Task statement — Tally every line of the listing below that holds "Money", then give the tally alone.
━━━━━━━━━━
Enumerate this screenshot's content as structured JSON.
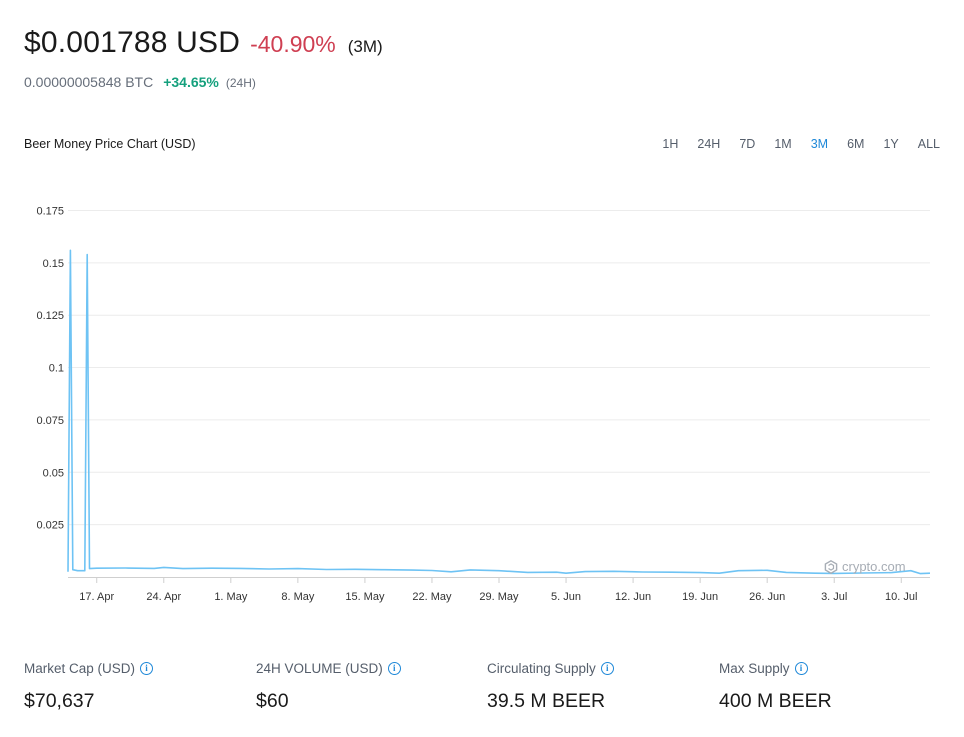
{
  "header": {
    "price": "$0.001788 USD",
    "change": "-40.90%",
    "period": "(3M)",
    "btc_price": "0.00000005848 BTC",
    "btc_change": "+34.65%",
    "btc_period": "(24H)"
  },
  "chart_title": "Beer Money Price Chart (USD)",
  "ranges": [
    "1H",
    "24H",
    "7D",
    "1M",
    "3M",
    "6M",
    "1Y",
    "ALL"
  ],
  "active_range": "3M",
  "watermark": "crypto.com",
  "colors": {
    "line": "#6ec3f4",
    "negative": "#cf3f52",
    "positive": "#15a07d",
    "accent": "#1e88d8"
  },
  "chart_data": {
    "type": "line",
    "title": "Beer Money Price Chart (USD)",
    "yticks": [
      "0.175",
      "0.15",
      "0.125",
      "0.1",
      "0.075",
      "0.05",
      "0.025"
    ],
    "ylim": [
      0,
      0.18
    ],
    "xticks": [
      "17. Apr",
      "24. Apr",
      "1. May",
      "8. May",
      "15. May",
      "22. May",
      "29. May",
      "5. Jun",
      "12. Jun",
      "19. Jun",
      "26. Jun",
      "3. Jul",
      "10. Jul"
    ],
    "x_start": "2023-04-14",
    "x_end": "2023-07-13",
    "grid": true,
    "series": [
      {
        "points": [
          [
            "2023-04-14",
            0.0025
          ],
          [
            "2023-04-14T06",
            0.156
          ],
          [
            "2023-04-14T12",
            0.0035
          ],
          [
            "2023-04-15",
            0.003
          ],
          [
            "2023-04-15T18",
            0.003
          ],
          [
            "2023-04-16",
            0.154
          ],
          [
            "2023-04-16T06",
            0.004
          ],
          [
            "2023-04-17",
            0.0042
          ],
          [
            "2023-04-20",
            0.0043
          ],
          [
            "2023-04-23",
            0.0041
          ],
          [
            "2023-04-24",
            0.0046
          ],
          [
            "2023-04-26",
            0.004
          ],
          [
            "2023-04-29",
            0.0042
          ],
          [
            "2023-05-02",
            0.0041
          ],
          [
            "2023-05-05",
            0.0038
          ],
          [
            "2023-05-08",
            0.004
          ],
          [
            "2023-05-11",
            0.0036
          ],
          [
            "2023-05-14",
            0.0037
          ],
          [
            "2023-05-17",
            0.0035
          ],
          [
            "2023-05-20",
            0.0033
          ],
          [
            "2023-05-22",
            0.0031
          ],
          [
            "2023-05-24",
            0.0025
          ],
          [
            "2023-05-26",
            0.0034
          ],
          [
            "2023-05-29",
            0.003
          ],
          [
            "2023-06-01",
            0.0022
          ],
          [
            "2023-06-04",
            0.0023
          ],
          [
            "2023-06-05",
            0.0018
          ],
          [
            "2023-06-07",
            0.0026
          ],
          [
            "2023-06-10",
            0.0027
          ],
          [
            "2023-06-13",
            0.0024
          ],
          [
            "2023-06-16",
            0.0023
          ],
          [
            "2023-06-19",
            0.0021
          ],
          [
            "2023-06-21",
            0.0018
          ],
          [
            "2023-06-23",
            0.003
          ],
          [
            "2023-06-26",
            0.0032
          ],
          [
            "2023-06-28",
            0.0022
          ],
          [
            "2023-07-01",
            0.0018
          ],
          [
            "2023-07-03",
            0.0017
          ],
          [
            "2023-07-06",
            0.0019
          ],
          [
            "2023-07-09",
            0.0021
          ],
          [
            "2023-07-11",
            0.003
          ],
          [
            "2023-07-12",
            0.0016
          ],
          [
            "2023-07-13",
            0.0018
          ]
        ]
      }
    ]
  },
  "stats": [
    {
      "label": "Market Cap (USD)",
      "value": "$70,637"
    },
    {
      "label": "24H VOLUME (USD)",
      "value": "$60"
    },
    {
      "label": "Circulating Supply",
      "value": "39.5 M BEER"
    },
    {
      "label": "Max Supply",
      "value": "400 M BEER"
    }
  ]
}
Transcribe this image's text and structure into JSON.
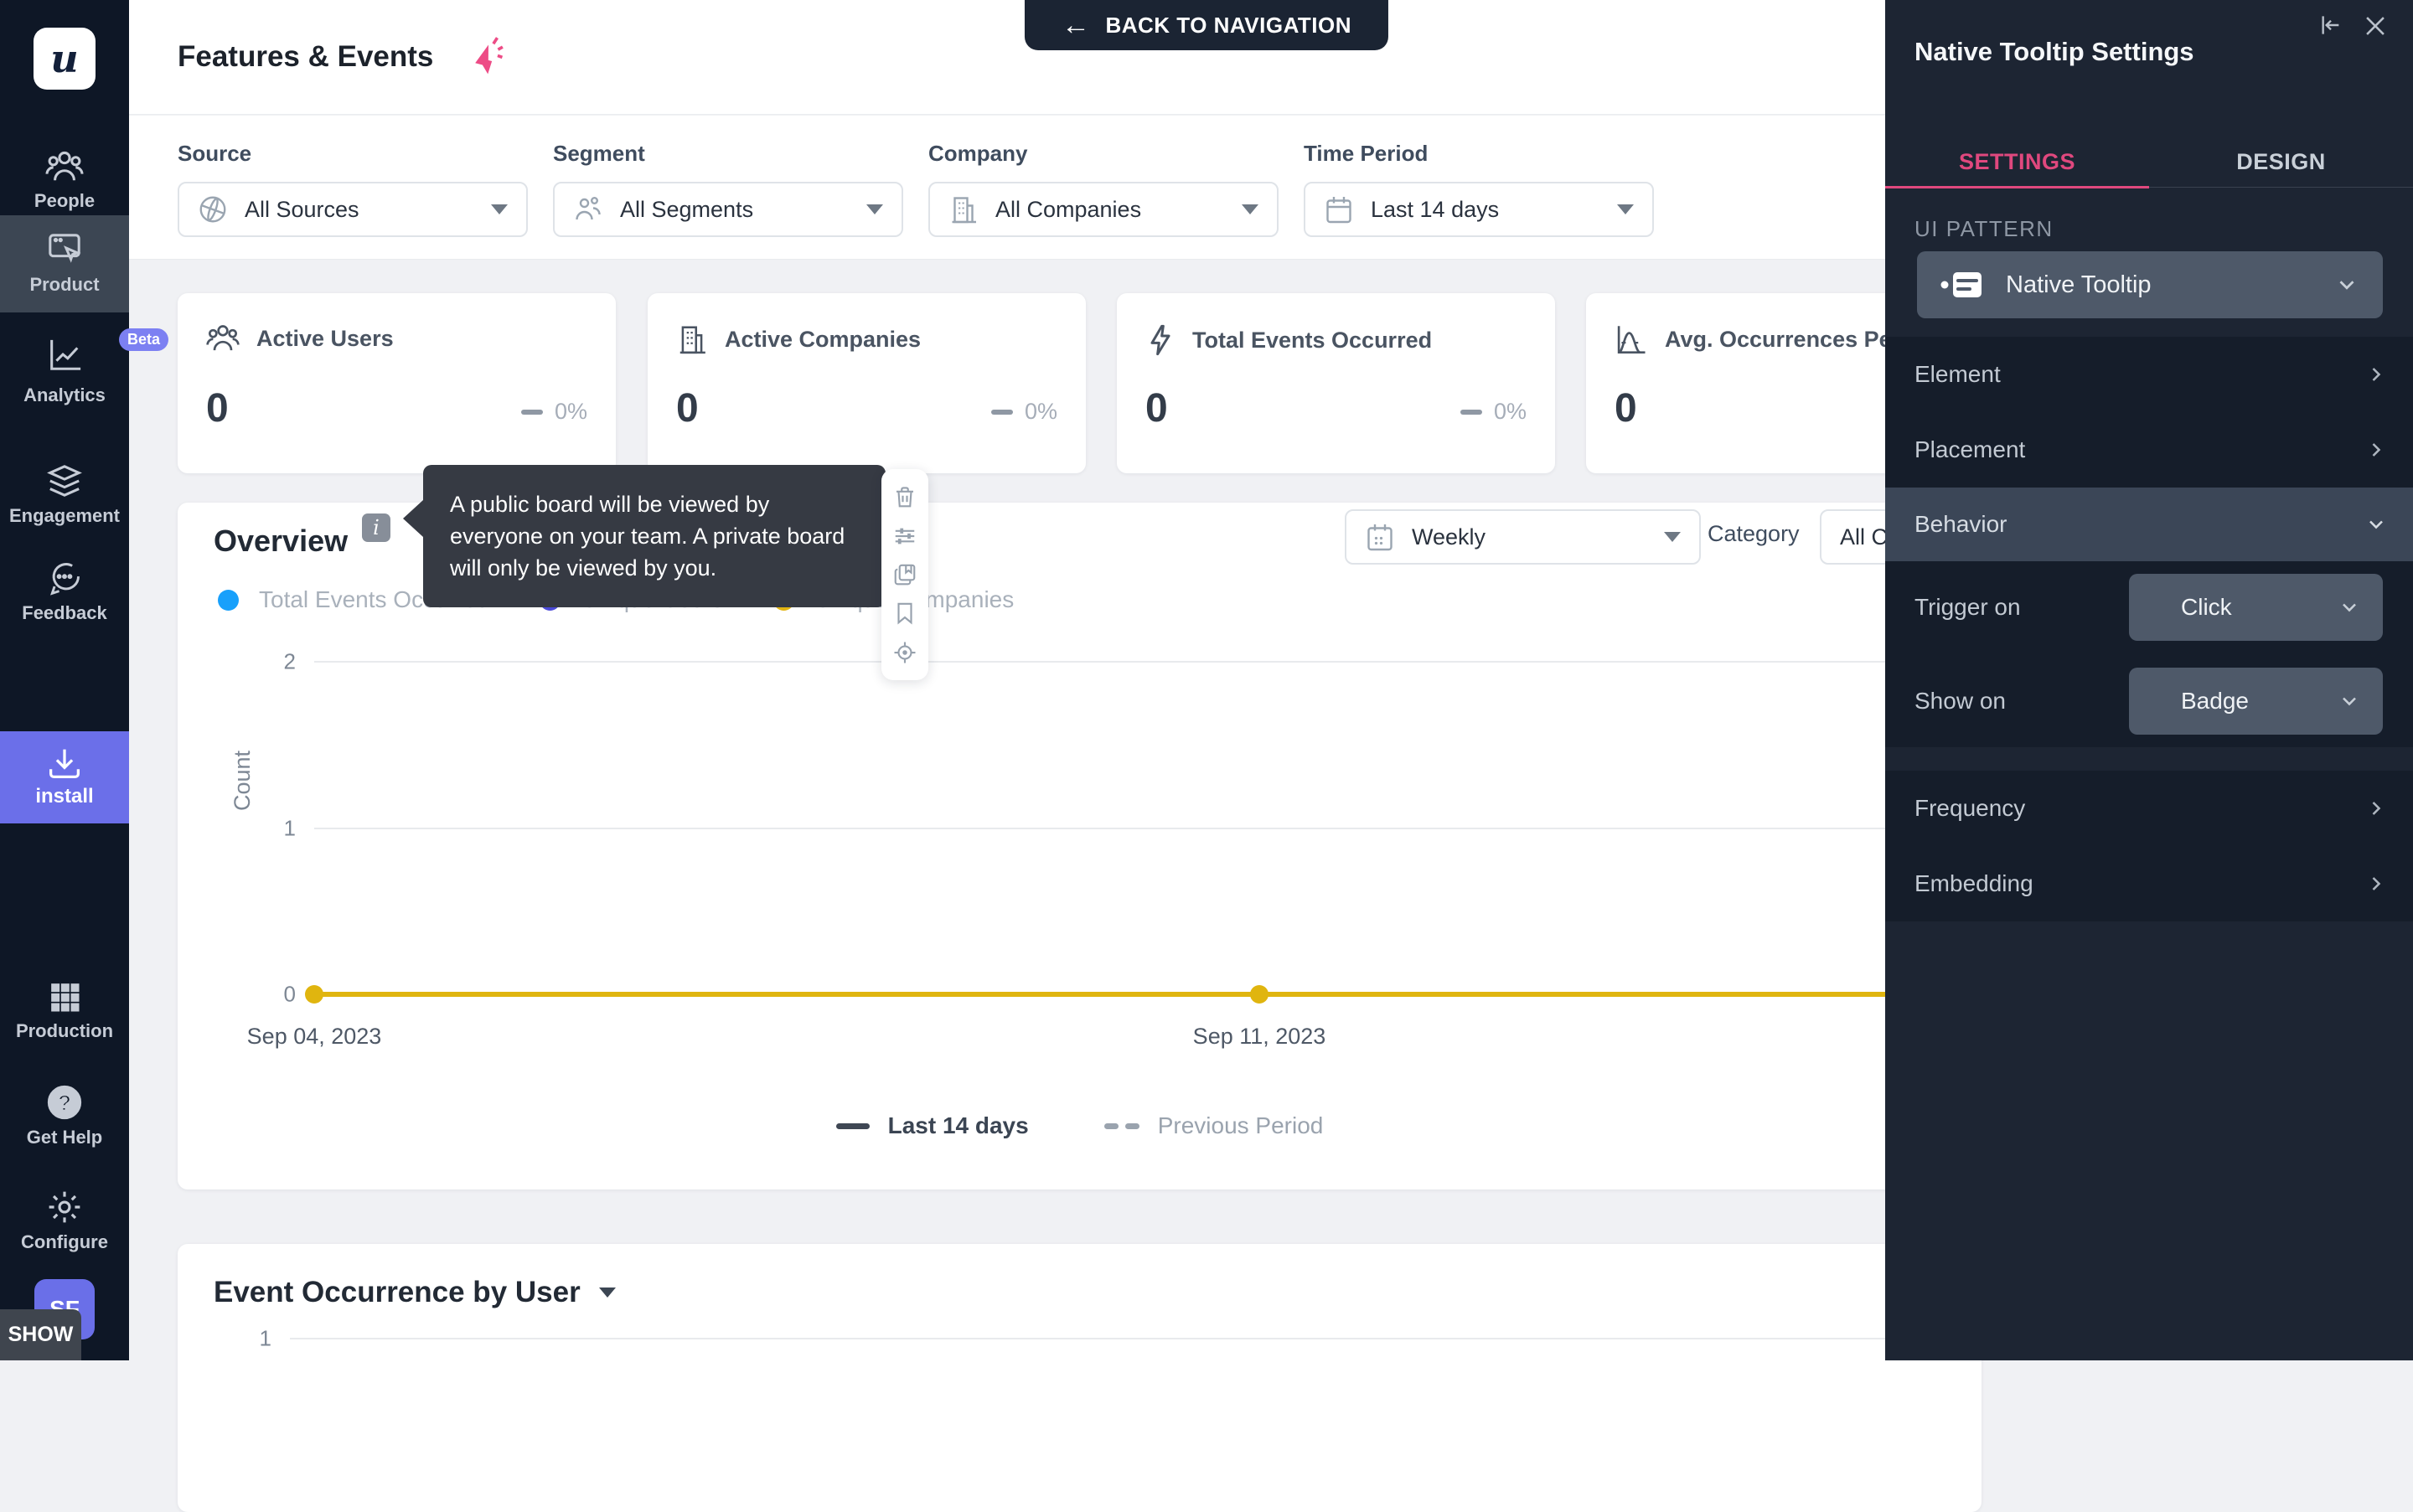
{
  "colors": {
    "sidebar_bg": "#0e1726",
    "sidebar_active": "#3c4653",
    "accent_purple": "#6b6fe9",
    "accent_pink": "#e0487e",
    "panel_bg": "#1d2533",
    "panel_group_bg": "#151d2a",
    "panel_row_highlight": "#3b4657",
    "panel_control_bg": "#4e5969",
    "dark_button": "#1b2433",
    "tooltip_bg": "#363a43",
    "page_bg": "#f0f1f4"
  },
  "sidebar": {
    "logo": "u",
    "items": [
      {
        "label": "People",
        "icon": "people-icon"
      },
      {
        "label": "Product",
        "icon": "product-icon",
        "active": true
      },
      {
        "label": "Analytics",
        "icon": "analytics-icon",
        "badge": "Beta"
      },
      {
        "label": "Engagement",
        "icon": "engagement-icon"
      },
      {
        "label": "Feedback",
        "icon": "feedback-icon"
      }
    ],
    "install_label": "install",
    "bottom_items": [
      {
        "label": "Production",
        "icon": "grid-icon"
      },
      {
        "label": "Get Help",
        "icon": "help-icon"
      },
      {
        "label": "Configure",
        "icon": "gear-icon"
      }
    ],
    "avatar_initials": "SF",
    "show_tooltip": "SHOW"
  },
  "header": {
    "title": "Features & Events",
    "back_button": "BACK TO NAVIGATION"
  },
  "filters": [
    {
      "label": "Source",
      "value": "All Sources",
      "icon": "globe-icon"
    },
    {
      "label": "Segment",
      "value": "All Segments",
      "icon": "segment-icon"
    },
    {
      "label": "Company",
      "value": "All Companies",
      "icon": "building-icon"
    },
    {
      "label": "Time Period",
      "value": "Last 14 days",
      "icon": "calendar-icon"
    }
  ],
  "stat_cards": [
    {
      "title": "Active Users",
      "value": "0",
      "change": "0%",
      "icon": "users-icon"
    },
    {
      "title": "Active Companies",
      "value": "0",
      "change": "0%",
      "icon": "building-icon"
    },
    {
      "title": "Total Events Occurred",
      "value": "0",
      "change": "0%",
      "icon": "lightning-icon"
    },
    {
      "title": "Avg. Occurrences Per User",
      "value": "0",
      "change": "",
      "icon": "bell-curve-icon"
    }
  ],
  "overview": {
    "title": "Overview",
    "info_badge": "i",
    "tooltip_text": "A public board will be viewed by everyone on your team. A private board will only be viewed by you.",
    "granularity": "Weekly",
    "category_label": "Category",
    "category_value": "All Categories"
  },
  "chart_data": [
    {
      "type": "line",
      "title": "Overview",
      "x": [
        "Sep 04, 2023",
        "Sep 11, 2023"
      ],
      "series": [
        {
          "name": "Total Events Occurred",
          "color": "#18a0fb",
          "values": [
            0,
            0
          ]
        },
        {
          "name": "Unique Users",
          "color": "#4b4ad8",
          "values": [
            0,
            0
          ]
        },
        {
          "name": "Unique Companies",
          "color": "#e2b411",
          "values": [
            0,
            0
          ]
        }
      ],
      "visible_series_color": "#e0b50f",
      "ylabel": "Count",
      "ylim": [
        0,
        2
      ],
      "yticks": [
        0,
        1,
        2
      ],
      "grid": true,
      "legend_position": "top",
      "legend_footer": [
        "Last 14 days",
        "Previous Period"
      ]
    },
    {
      "type": "line",
      "title": "Event Occurrence by User",
      "x": [],
      "series": [],
      "yticks": [
        1
      ],
      "grid": true
    }
  ],
  "event_section": {
    "title": "Event Occurrence by User"
  },
  "panel": {
    "title": "Native Tooltip Settings",
    "tabs": [
      {
        "label": "SETTINGS"
      },
      {
        "label": "DESIGN"
      }
    ],
    "active_tab": "SETTINGS",
    "ui_pattern_label": "UI PATTERN",
    "ui_pattern_value": "Native Tooltip",
    "nav_rows": [
      {
        "label": "Element"
      },
      {
        "label": "Placement"
      }
    ],
    "behavior": {
      "label": "Behavior",
      "fields": [
        {
          "label": "Trigger on",
          "value": "Click"
        },
        {
          "label": "Show on",
          "value": "Badge"
        }
      ]
    },
    "more_rows": [
      {
        "label": "Frequency"
      },
      {
        "label": "Embedding"
      }
    ]
  }
}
━━━━━━━━━━
Expected answer — 2